= RECORDED INFORMATION =
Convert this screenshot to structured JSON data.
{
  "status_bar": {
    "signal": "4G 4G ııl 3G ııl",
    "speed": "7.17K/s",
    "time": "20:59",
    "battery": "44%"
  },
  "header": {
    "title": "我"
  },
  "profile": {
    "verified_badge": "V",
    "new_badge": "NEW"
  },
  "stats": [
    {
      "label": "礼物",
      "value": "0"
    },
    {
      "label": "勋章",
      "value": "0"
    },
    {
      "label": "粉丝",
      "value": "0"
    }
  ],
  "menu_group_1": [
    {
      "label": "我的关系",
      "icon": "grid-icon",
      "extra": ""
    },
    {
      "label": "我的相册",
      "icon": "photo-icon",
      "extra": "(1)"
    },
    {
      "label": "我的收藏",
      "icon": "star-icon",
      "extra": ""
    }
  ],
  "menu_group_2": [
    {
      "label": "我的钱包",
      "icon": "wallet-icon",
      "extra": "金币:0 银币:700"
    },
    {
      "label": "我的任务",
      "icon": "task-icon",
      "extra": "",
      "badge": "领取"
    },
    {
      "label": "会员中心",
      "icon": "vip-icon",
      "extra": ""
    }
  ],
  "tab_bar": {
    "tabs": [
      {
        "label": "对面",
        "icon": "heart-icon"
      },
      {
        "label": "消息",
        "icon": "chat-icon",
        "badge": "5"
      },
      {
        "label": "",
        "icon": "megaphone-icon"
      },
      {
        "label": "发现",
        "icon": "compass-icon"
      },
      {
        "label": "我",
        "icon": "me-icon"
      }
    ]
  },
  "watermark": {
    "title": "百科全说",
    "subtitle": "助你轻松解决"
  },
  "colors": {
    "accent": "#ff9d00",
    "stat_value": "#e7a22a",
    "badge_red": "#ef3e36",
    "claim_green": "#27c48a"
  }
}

= WORK REQUIRED =
Copy out all lines above that include the string "icon".

= EXERCISE SOLUTION =
      "icon": "grid-icon",
      "icon": "photo-icon",
      "icon": "star-icon",
      "icon": "wallet-icon",
      "icon": "task-icon",
      "icon": "vip-icon",
        "icon": "heart-icon"
        "icon": "chat-icon",
        "icon": "megaphone-icon"
        "icon": "compass-icon"
        "icon": "me-icon"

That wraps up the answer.